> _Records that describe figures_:
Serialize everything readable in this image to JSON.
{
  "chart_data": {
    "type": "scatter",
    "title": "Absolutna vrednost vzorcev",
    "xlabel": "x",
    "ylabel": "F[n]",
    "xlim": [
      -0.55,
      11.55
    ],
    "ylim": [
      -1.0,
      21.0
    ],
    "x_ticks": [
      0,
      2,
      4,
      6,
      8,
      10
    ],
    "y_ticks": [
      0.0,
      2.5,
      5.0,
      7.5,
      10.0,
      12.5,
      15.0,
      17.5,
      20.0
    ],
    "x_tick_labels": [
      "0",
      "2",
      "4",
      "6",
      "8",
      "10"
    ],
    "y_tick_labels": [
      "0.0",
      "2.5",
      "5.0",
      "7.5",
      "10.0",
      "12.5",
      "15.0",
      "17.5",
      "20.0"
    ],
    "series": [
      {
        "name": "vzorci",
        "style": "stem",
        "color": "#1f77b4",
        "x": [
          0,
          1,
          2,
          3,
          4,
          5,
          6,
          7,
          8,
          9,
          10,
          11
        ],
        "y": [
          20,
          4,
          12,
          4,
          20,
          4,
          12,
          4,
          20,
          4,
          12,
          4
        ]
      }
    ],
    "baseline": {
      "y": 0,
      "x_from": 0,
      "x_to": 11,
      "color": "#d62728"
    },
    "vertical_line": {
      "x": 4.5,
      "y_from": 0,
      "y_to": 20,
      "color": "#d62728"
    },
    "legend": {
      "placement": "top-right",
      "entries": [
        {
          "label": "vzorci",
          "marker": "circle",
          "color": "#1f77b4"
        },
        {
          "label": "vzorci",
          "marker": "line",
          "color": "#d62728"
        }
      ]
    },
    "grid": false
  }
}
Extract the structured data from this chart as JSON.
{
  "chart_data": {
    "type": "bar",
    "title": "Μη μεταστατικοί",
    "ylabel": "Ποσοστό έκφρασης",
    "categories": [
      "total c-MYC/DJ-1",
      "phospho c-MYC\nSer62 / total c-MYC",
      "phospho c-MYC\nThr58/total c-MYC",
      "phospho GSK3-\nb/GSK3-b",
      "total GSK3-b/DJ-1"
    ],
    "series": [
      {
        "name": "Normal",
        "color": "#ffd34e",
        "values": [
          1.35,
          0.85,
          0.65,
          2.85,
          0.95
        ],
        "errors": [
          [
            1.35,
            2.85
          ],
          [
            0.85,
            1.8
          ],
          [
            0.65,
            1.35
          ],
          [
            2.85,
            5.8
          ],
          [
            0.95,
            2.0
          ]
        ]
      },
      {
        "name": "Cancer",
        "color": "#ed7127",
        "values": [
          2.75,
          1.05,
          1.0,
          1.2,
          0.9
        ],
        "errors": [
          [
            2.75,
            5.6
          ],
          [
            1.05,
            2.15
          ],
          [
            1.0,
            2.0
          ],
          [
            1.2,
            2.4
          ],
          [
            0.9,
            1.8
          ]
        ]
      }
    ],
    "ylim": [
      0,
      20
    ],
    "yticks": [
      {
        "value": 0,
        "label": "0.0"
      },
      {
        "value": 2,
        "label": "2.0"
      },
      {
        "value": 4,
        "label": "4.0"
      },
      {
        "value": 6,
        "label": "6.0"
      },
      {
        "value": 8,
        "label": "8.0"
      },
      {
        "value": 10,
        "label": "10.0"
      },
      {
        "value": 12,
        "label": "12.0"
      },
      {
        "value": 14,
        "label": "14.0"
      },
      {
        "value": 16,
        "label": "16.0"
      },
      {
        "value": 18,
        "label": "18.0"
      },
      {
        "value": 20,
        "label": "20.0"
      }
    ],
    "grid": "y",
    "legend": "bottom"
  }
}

> _GOAL_: Write out the entire listing exactly.

> _CORRECT RESPONSE_:
Serialize everything readable in this image to JSON.
{
  "chart_data": {
    "type": "scatter",
    "title": "Absolutna vrednost vzorcev",
    "xlabel": "x",
    "ylabel": "F[n]",
    "xlim": [
      -0.55,
      11.55
    ],
    "ylim": [
      -1.0,
      21.0
    ],
    "x_ticks": [
      0,
      2,
      4,
      6,
      8,
      10
    ],
    "y_ticks": [
      0.0,
      2.5,
      5.0,
      7.5,
      10.0,
      12.5,
      15.0,
      17.5,
      20.0
    ],
    "x_tick_labels": [
      "0",
      "2",
      "4",
      "6",
      "8",
      "10"
    ],
    "y_tick_labels": [
      "0.0",
      "2.5",
      "5.0",
      "7.5",
      "10.0",
      "12.5",
      "15.0",
      "17.5",
      "20.0"
    ],
    "series": [
      {
        "name": "vzorci",
        "style": "stem",
        "color": "#1f77b4",
        "x": [
          0,
          1,
          2,
          3,
          4,
          5,
          6,
          7,
          8,
          9,
          10,
          11
        ],
        "y": [
          20,
          4,
          12,
          4,
          20,
          4,
          12,
          4,
          20,
          4,
          12,
          4
        ]
      }
    ],
    "baseline": {
      "y": 0,
      "x_from": 0,
      "x_to": 11,
      "color": "#d62728"
    },
    "vertical_line": {
      "x": 4.5,
      "y_from": 0,
      "y_to": 20,
      "color": "#d62728"
    },
    "legend": {
      "placement": "top-right",
      "entries": [
        {
          "label": "vzorci",
          "marker": "circle",
          "color": "#1f77b4"
        },
        {
          "label": "vzorci",
          "marker": "line",
          "color": "#d62728"
        }
      ]
    },
    "grid": false
  }
}
Extract the structured data from this chart as JSON.
{
  "chart_data": {
    "type": "bar",
    "title": "Μη μεταστατικοί",
    "ylabel": "Ποσοστό έκφρασης",
    "categories": [
      "total c-MYC/DJ-1",
      "phospho c-MYC\nSer62 / total c-MYC",
      "phospho c-MYC\nThr58/total c-MYC",
      "phospho GSK3-\nb/GSK3-b",
      "total GSK3-b/DJ-1"
    ],
    "series": [
      {
        "name": "Normal",
        "color": "#ffd34e",
        "values": [
          1.35,
          0.85,
          0.65,
          2.85,
          0.95
        ],
        "errors": [
          [
            1.35,
            2.85
          ],
          [
            0.85,
            1.8
          ],
          [
            0.65,
            1.35
          ],
          [
            2.85,
            5.8
          ],
          [
            0.95,
            2.0
          ]
        ]
      },
      {
        "name": "Cancer",
        "color": "#ed7127",
        "values": [
          2.75,
          1.05,
          1.0,
          1.2,
          0.9
        ],
        "errors": [
          [
            2.75,
            5.6
          ],
          [
            1.05,
            2.15
          ],
          [
            1.0,
            2.0
          ],
          [
            1.2,
            2.4
          ],
          [
            0.9,
            1.8
          ]
        ]
      }
    ],
    "ylim": [
      0,
      20
    ],
    "yticks": [
      {
        "value": 0,
        "label": "0.0"
      },
      {
        "value": 2,
        "label": "2.0"
      },
      {
        "value": 4,
        "label": "4.0"
      },
      {
        "value": 6,
        "label": "6.0"
      },
      {
        "value": 8,
        "label": "8.0"
      },
      {
        "value": 10,
        "label": "10.0"
      },
      {
        "value": 12,
        "label": "12.0"
      },
      {
        "value": 14,
        "label": "14.0"
      },
      {
        "value": 16,
        "label": "16.0"
      },
      {
        "value": 18,
        "label": "18.0"
      },
      {
        "value": 20,
        "label": "20.0"
      }
    ],
    "grid": "y",
    "legend": "bottom"
  }
}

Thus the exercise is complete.